Exercise directions »
Tally the lines of the listing that contain the string "because". Give the number and nothing else.

[Data items]

— Start —

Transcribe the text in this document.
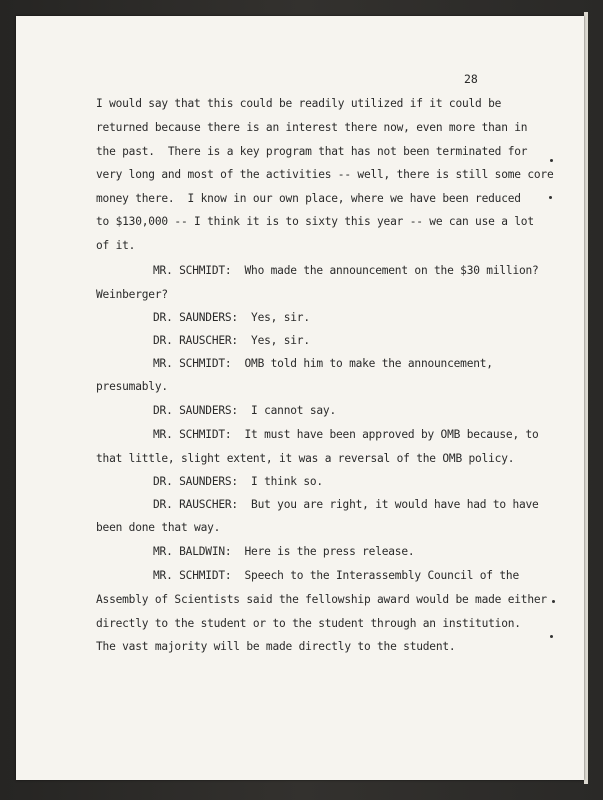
28
I would say that this could be readily utilized if it could be
returned because there is an interest there now, even more than in
the past.  There is a key program that has not been terminated for
very long and most of the activities -- well, there is still some core
money there.  I know in our own place, where we have been reduced
to $130,000 -- I think it is to sixty this year -- we can use a lot
of it.
MR. SCHMIDT:  Who made the announcement on the $30 million?
Weinberger?
DR. SAUNDERS:  Yes, sir.
DR. RAUSCHER:  Yes, sir.
MR. SCHMIDT:  OMB told him to make the announcement,
presumably.
DR. SAUNDERS:  I cannot say.
MR. SCHMIDT:  It must have been approved by OMB because, to
that little, slight extent, it was a reversal of the OMB policy.
DR. SAUNDERS:  I think so.
DR. RAUSCHER:  But you are right, it would have had to have
been done that way.
MR. BALDWIN:  Here is the press release.
MR. SCHMIDT:  Speech to the Interassembly Council of the
Assembly of Scientists said the fellowship award would be made either
directly to the student or to the student through an institution.
The vast majority will be made directly to the student.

— End —

Solution below »
2